[DOCUMENT TEXT]
|---|

If all your friends jumped off a cliff, would you do it too? What about if they were all starting SPACs?
2. Grub to go
Instacart raised new funding this week at a $17.7 billion valuation, surpassing DoorDash as the most valuable US food-delivery company with venture backing. GoPuff, which delivers convenience-store staples like snacks and over-the-counter medicines, banked $380 million from VCs at a $3.9 billion valuation. And GrubMarket, which delivers produce both directly to consumers and to other grocery stores and meal-kit companies, collected $60 million this week, with TechCrunch reporting a new valuation of up to $500 million.
3. Software unicorns
VCs crowned four new unicorns this week, all of whom operate in the software space. MessageBird raised $200 million at a $3 billion valuation for its Twilio-esque cloud communication platform. Unqork, the creator of a no-code software platform, reached a $2 billion valuation, while Tipalti, which makes accounts-payable software, was valued at north of $2 billion. That leaves Dialpad, a developer of AI-powered communications tools for businesses, which vaulted to a $1.2 billion-plus valuation with its Series E.
4. Restaurant woes
Ruby Tuesday filed for Chapter 11 bankruptcy protection this week, the latest private equity-backed restaurant chain to cross that particular rubicon during the pandemic. But fear not: The company plans to keep its restaurants open. Or, as the company’s CEO put it, “This announcement does not mean ‘Goodbye, Ruby Tuesday.’” Meanwhile, California Pizza Kitchen, another ailing chain with PE backing, reportedly called off its bankruptcy auction this week after failing to find a buyer.

5. Morgan Stanley mega-deals
Wall Street’s biggest banks have largely been quiet on the acquisition front during the decade since the end of the global financial crisis. But in recent days, Morgan Stanley made some noise. The investment bank agreed this week to acquire fund manager Eaton Vance in a $7 billion deal, mere days after completing a previously announced takeover of E-Trade for $13 billion. The two moves are evidence of Morgan Stanley’s diversification under CEO James Gorman.
6. Ballers
Patrick Mahomes, Anthony Davis, J.J. Watt, Naomi Osaka, Chris Paul and Christian McCaffrey are all some of the biggest names in sports. As of this week, they’re also all investors in Hyperice, a muscle recovery startup that raised new funding at a $700 million valuation. Malcolm Jenkins of the New Orleans Saints is also getting in on the act: He launched a new $10 million fund this week called Broad Street Ventures that’s funded entirely by Black and other underrepresented investors, including fellow NFL defensive backs Devin McCourty and Jason McCourty.

|---|

Data items:
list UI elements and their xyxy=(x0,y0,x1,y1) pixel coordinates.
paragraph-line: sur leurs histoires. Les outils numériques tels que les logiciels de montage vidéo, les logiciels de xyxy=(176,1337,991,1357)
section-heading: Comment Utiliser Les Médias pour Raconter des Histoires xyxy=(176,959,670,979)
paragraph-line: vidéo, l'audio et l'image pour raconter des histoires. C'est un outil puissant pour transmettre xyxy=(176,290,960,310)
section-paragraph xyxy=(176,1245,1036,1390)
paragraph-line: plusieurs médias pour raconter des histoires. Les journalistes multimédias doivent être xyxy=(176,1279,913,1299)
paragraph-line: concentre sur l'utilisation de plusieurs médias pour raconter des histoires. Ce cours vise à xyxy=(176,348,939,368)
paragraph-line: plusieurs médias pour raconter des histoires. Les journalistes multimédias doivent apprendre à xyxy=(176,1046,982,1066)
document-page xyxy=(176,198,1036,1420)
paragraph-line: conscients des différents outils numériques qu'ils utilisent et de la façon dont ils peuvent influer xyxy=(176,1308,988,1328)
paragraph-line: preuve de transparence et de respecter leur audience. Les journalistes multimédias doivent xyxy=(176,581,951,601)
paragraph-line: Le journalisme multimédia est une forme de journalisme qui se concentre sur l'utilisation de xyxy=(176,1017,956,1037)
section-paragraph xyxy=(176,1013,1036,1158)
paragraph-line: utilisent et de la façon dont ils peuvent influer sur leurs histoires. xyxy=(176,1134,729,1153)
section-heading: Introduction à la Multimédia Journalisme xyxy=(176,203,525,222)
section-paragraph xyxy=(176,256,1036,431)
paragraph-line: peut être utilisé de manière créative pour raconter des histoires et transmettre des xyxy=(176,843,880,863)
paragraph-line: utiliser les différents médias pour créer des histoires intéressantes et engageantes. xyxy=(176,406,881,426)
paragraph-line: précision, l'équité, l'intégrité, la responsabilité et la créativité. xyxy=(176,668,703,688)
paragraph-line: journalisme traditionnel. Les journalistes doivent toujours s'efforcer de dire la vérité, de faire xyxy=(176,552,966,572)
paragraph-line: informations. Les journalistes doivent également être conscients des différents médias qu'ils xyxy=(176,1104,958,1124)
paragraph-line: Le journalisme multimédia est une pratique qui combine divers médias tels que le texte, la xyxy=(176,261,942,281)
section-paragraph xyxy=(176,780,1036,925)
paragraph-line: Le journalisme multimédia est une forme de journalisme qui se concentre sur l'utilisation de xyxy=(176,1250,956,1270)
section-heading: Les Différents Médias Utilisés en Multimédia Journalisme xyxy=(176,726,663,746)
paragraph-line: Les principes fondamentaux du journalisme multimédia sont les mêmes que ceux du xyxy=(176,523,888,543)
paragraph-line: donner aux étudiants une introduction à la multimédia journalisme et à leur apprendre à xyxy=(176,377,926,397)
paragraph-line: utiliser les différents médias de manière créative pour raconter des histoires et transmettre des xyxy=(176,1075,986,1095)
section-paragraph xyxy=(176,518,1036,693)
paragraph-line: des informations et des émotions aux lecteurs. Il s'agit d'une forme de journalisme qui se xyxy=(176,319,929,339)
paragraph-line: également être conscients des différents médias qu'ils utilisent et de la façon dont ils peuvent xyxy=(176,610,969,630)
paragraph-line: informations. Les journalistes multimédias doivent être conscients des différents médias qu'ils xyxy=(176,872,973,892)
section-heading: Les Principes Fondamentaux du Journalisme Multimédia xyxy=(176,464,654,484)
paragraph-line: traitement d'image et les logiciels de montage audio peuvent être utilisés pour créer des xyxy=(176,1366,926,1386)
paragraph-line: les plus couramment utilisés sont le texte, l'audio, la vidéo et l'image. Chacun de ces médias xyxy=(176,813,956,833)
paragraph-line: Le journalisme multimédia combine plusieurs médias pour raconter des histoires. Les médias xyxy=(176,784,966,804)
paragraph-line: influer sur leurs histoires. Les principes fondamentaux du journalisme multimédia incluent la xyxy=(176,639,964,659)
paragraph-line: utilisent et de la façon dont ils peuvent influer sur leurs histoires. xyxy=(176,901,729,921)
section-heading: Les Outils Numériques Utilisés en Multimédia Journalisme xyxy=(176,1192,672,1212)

|---|

[STUDY QUESTIONS]
1. Answer these questions using the business news roundup:
(a) At what valuation did GoPuff raise funding?
(b) How much did Morgan Stanley pay to take over E-Trade?
(c) What is the name of the fund Malcolm Jenkins launched?
2. Name the four companies that the business news roundup says VCs made unicorns this week.
3. Resume the business news roundup after its last sentence.

[OUTPUTS FOR THE TASKS]
1.
(a) $3.9 billion
(b) $13 billion
(c) Broad Street Ventures

2. MessageBird, Unqork, Tipalti, Dialpad

3.
7. Keeping up with L Catterton
Longtime consumer products investor L Catterton led a $200 million investment this week in Icon Health & Fitness, the parent company of NordicTrack, iFit and other brands, marking the latest major bet on in-home fitness in recent months. The deal values Icon at over $7 billion, according to Bloomberg. L Catterton is also busy preparing for a notable exit: Leslie’s, a purveyor of pool supplies, filed for an IPO this week that Renaissance Capital reported could raise some $600 million.
8. Pharmaceutical finds
Bristol-Myers Squibb lined up a deal this week that its CEO described as “potentially revolutionary,” agreeing to pay $13 billion for Myokardia, a developer of promising treatments for cardiovascular diseases. In a smaller deal (but one that hits much closer to home for this native Seattleite), Rite Aid agreed to pay $95 million for Bartell Drugs, a family-owned pharmacy chain in western Washington that was founded in 1890.
9. Six-legged meals
Ynsect is an aptly named startup: The French company operates a vertical farm where it breeds insects to be turned into ingredients for animal and plant nutrition. It added $224 million in combined debt and equity to its Series C this week, taking the round’s total to $372 million. If not eating anything at all is more your speed than insect consumption, this week had something for you, too: Fastic, the developer of an app for intermittent fasting, raised $5 million in new funding.